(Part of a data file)
_ _ _ _
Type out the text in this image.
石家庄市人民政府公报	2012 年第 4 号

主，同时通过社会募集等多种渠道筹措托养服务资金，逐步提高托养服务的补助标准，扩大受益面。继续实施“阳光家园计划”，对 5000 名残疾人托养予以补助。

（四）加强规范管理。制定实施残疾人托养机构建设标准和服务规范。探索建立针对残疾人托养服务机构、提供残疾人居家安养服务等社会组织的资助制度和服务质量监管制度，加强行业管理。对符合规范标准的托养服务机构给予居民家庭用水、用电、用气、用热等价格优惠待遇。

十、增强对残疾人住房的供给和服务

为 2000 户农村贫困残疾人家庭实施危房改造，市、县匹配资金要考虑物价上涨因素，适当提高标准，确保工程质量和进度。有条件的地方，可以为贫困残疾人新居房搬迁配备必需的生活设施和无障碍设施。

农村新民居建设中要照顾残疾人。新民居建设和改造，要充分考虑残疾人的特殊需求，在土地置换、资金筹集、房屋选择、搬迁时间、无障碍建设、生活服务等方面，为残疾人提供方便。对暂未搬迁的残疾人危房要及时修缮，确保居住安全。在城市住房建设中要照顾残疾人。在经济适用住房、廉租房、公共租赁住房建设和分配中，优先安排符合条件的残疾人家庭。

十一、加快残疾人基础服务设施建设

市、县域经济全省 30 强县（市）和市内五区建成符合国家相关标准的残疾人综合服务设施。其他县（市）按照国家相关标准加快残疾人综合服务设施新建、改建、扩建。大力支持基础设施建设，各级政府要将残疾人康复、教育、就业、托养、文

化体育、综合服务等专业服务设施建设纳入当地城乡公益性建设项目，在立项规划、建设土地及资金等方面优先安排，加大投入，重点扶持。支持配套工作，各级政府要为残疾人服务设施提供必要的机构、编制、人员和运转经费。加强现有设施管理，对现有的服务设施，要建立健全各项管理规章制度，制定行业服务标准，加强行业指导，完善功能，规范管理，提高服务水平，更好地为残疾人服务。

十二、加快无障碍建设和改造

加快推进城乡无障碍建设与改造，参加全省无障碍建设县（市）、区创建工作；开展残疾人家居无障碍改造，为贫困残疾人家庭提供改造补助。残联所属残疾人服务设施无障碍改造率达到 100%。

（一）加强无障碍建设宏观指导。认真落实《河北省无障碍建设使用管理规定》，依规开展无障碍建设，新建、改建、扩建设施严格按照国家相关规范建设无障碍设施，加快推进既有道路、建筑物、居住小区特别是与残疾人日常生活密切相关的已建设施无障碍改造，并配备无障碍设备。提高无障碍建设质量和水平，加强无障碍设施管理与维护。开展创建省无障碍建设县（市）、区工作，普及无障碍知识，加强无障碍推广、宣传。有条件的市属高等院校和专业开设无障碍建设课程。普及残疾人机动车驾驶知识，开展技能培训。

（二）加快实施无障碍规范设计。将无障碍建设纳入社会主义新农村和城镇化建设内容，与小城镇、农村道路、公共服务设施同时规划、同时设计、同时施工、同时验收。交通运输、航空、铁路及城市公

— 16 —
_ _ _ _
The records above should all be quoted exactly, please.

▶ **FULL RESPONSE**:
Type out the text in this image.
石家庄市人民政府公报	2012 年第 4 号

主，同时通过社会募集等多种渠道筹措托养服务资金，逐步提高托养服务的补助标准，扩大受益面。继续实施“阳光家园计划”，对 5000 名残疾人托养予以补助。

（四）加强规范管理。制定实施残疾人托养机构建设标准和服务规范。探索建立针对残疾人托养服务机构、提供残疾人居家安养服务等社会组织的资助制度和服务质量监管制度，加强行业管理。对符合规范标准的托养服务机构给予居民家庭用水、用电、用气、用热等价格优惠待遇。

十、增强对残疾人住房的供给和服务

为 2000 户农村贫困残疾人家庭实施危房改造，市、县匹配资金要考虑物价上涨因素，适当提高标准，确保工程质量和进度。有条件的地方，可以为贫困残疾人新居房搬迁配备必需的生活设施和无障碍设施。

农村新民居建设中要照顾残疾人。新民居建设和改造，要充分考虑残疾人的特殊需求，在土地置换、资金筹集、房屋选择、搬迁时间、无障碍建设、生活服务等方面，为残疾人提供方便。对暂未搬迁的残疾人危房要及时修缮，确保居住安全。在城市住房建设中要照顾残疾人。在经济适用住房、廉租房、公共租赁住房建设和分配中，优先安排符合条件的残疾人家庭。

十一、加快残疾人基础服务设施建设

市、县域经济全省 30 强县（市）和市内五区建成符合国家相关标准的残疾人综合服务设施。其他县（市）按照国家相关标准加快残疾人综合服务设施新建、改建、扩建。大力支持基础设施建设，各级政府要将残疾人康复、教育、就业、托养、文

化体育、综合服务等专业服务设施建设纳入当地城乡公益性建设项目，在立项规划、建设土地及资金等方面优先安排，加大投入，重点扶持。支持配套工作，各级政府要为残疾人服务设施提供必要的机构、编制、人员和运转经费。加强现有设施管理，对现有的服务设施，要建立健全各项管理规章制度，制定行业服务标准，加强行业指导，完善功能，规范管理，提高服务水平，更好地为残疾人服务。

十二、加快无障碍建设和改造

加快推进城乡无障碍建设与改造，参加全省无障碍建设县（市）、区创建工作；开展残疾人家居无障碍改造，为贫困残疾人家庭提供改造补助。残联所属残疾人服务设施无障碍改造率达到 100%。

（一）加强无障碍建设宏观指导。认真落实《河北省无障碍建设使用管理规定》，依规开展无障碍建设，新建、改建、扩建设施严格按照国家相关规范建设无障碍设施，加快推进既有道路、建筑物、居住小区特别是与残疾人日常生活密切相关的已建设施无障碍改造，并配备无障碍设备。提高无障碍建设质量和水平，加强无障碍设施管理与维护。开展创建省无障碍建设县（市）、区工作，普及无障碍知识，加强无障碍推广、宣传。有条件的市属高等院校和专业开设无障碍建设课程。普及残疾人机动车驾驶知识，开展技能培训。

（二）加快实施无障碍规范设计。将无障碍建设纳入社会主义新农村和城镇化建设内容，与小城镇、农村道路、公共服务设施同时规划、同时设计、同时施工、同时验收。交通运输、航空、铁路及城市公

— 16 —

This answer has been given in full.